**Supplied information**:
§ §
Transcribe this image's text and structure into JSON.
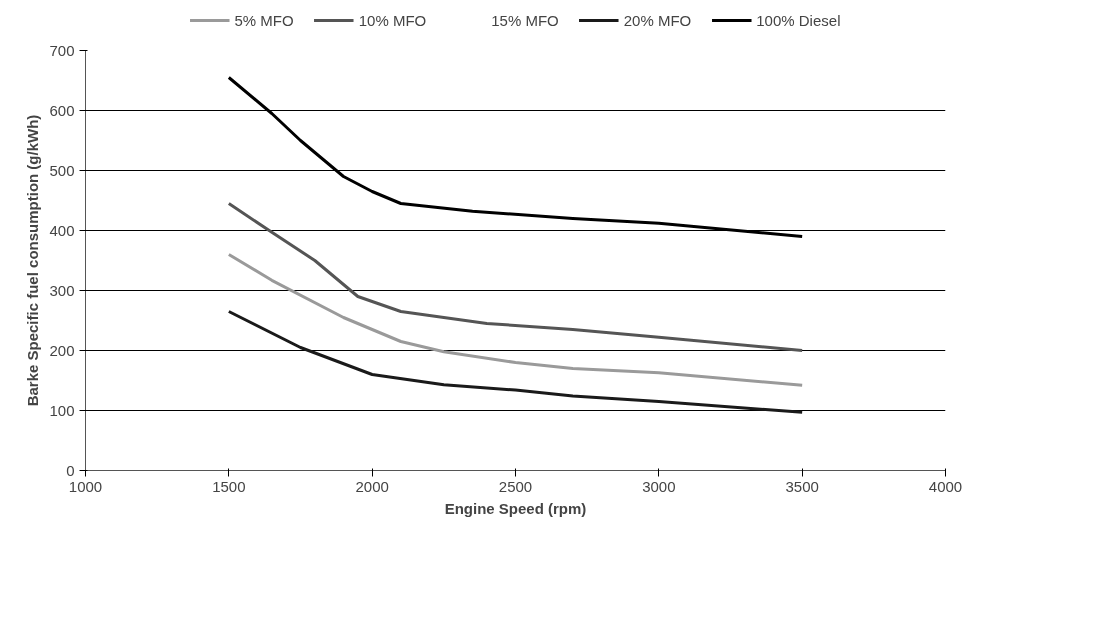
{
  "chart_data": {
    "type": "line",
    "xlabel": "Engine Speed (rpm)",
    "ylabel": "Barke Specific fuel consumption (g/kWh)",
    "xlim": [
      1000,
      4000
    ],
    "xticks": [
      1000,
      1500,
      2000,
      2500,
      3000,
      3500,
      4000
    ],
    "ylim": [
      0,
      700
    ],
    "yticks": [
      0,
      100,
      200,
      300,
      400,
      500,
      600,
      700
    ],
    "grid": "y",
    "legend": "top",
    "marker": "none",
    "line_style": "solid",
    "series": [
      {
        "name": "5% MFO",
        "color": "#9a9a9a",
        "x": [
          1500,
          1650,
          1900,
          2100,
          2250,
          2500,
          2700,
          3000,
          3500
        ],
        "values": [
          360,
          317,
          255,
          215,
          198,
          180,
          170,
          163,
          142
        ]
      },
      {
        "name": "10% MFO",
        "color": "#555555",
        "x": [
          1500,
          1650,
          1800,
          1950,
          2100,
          2400,
          2700,
          3000,
          3500
        ],
        "values": [
          445,
          397,
          350,
          290,
          265,
          245,
          235,
          222,
          200
        ]
      },
      {
        "name": "15% MFO"
      },
      {
        "name": "20% MFO",
        "color": "#1a1a1a",
        "x": [
          1500,
          1750,
          2000,
          2250,
          2500,
          2700,
          3000,
          3500
        ],
        "values": [
          265,
          205,
          160,
          143,
          134,
          124,
          115,
          97
        ]
      },
      {
        "name": "100% Diesel",
        "color": "#000000",
        "x": [
          1500,
          1650,
          1750,
          1900,
          2000,
          2100,
          2350,
          2700,
          3000,
          3500
        ],
        "values": [
          655,
          595,
          550,
          490,
          465,
          445,
          432,
          420,
          412,
          390
        ]
      }
    ]
  }
}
§ §
**Task to complete**: Copy the material above in full and exactly, skipping pictures.

**Result of the exercise**:
Transcribe this image's text and structure into JSON.
{
  "chart_data": {
    "type": "line",
    "xlabel": "Engine Speed (rpm)",
    "ylabel": "Barke Specific fuel consumption (g/kWh)",
    "xlim": [
      1000,
      4000
    ],
    "xticks": [
      1000,
      1500,
      2000,
      2500,
      3000,
      3500,
      4000
    ],
    "ylim": [
      0,
      700
    ],
    "yticks": [
      0,
      100,
      200,
      300,
      400,
      500,
      600,
      700
    ],
    "grid": "y",
    "legend": "top",
    "marker": "none",
    "line_style": "solid",
    "series": [
      {
        "name": "5% MFO",
        "color": "#9a9a9a",
        "x": [
          1500,
          1650,
          1900,
          2100,
          2250,
          2500,
          2700,
          3000,
          3500
        ],
        "values": [
          360,
          317,
          255,
          215,
          198,
          180,
          170,
          163,
          142
        ]
      },
      {
        "name": "10% MFO",
        "color": "#555555",
        "x": [
          1500,
          1650,
          1800,
          1950,
          2100,
          2400,
          2700,
          3000,
          3500
        ],
        "values": [
          445,
          397,
          350,
          290,
          265,
          245,
          235,
          222,
          200
        ]
      },
      {
        "name": "15% MFO"
      },
      {
        "name": "20% MFO",
        "color": "#1a1a1a",
        "x": [
          1500,
          1750,
          2000,
          2250,
          2500,
          2700,
          3000,
          3500
        ],
        "values": [
          265,
          205,
          160,
          143,
          134,
          124,
          115,
          97
        ]
      },
      {
        "name": "100% Diesel",
        "color": "#000000",
        "x": [
          1500,
          1650,
          1750,
          1900,
          2000,
          2100,
          2350,
          2700,
          3000,
          3500
        ],
        "values": [
          655,
          595,
          550,
          490,
          465,
          445,
          432,
          420,
          412,
          390
        ]
      }
    ]
  }
}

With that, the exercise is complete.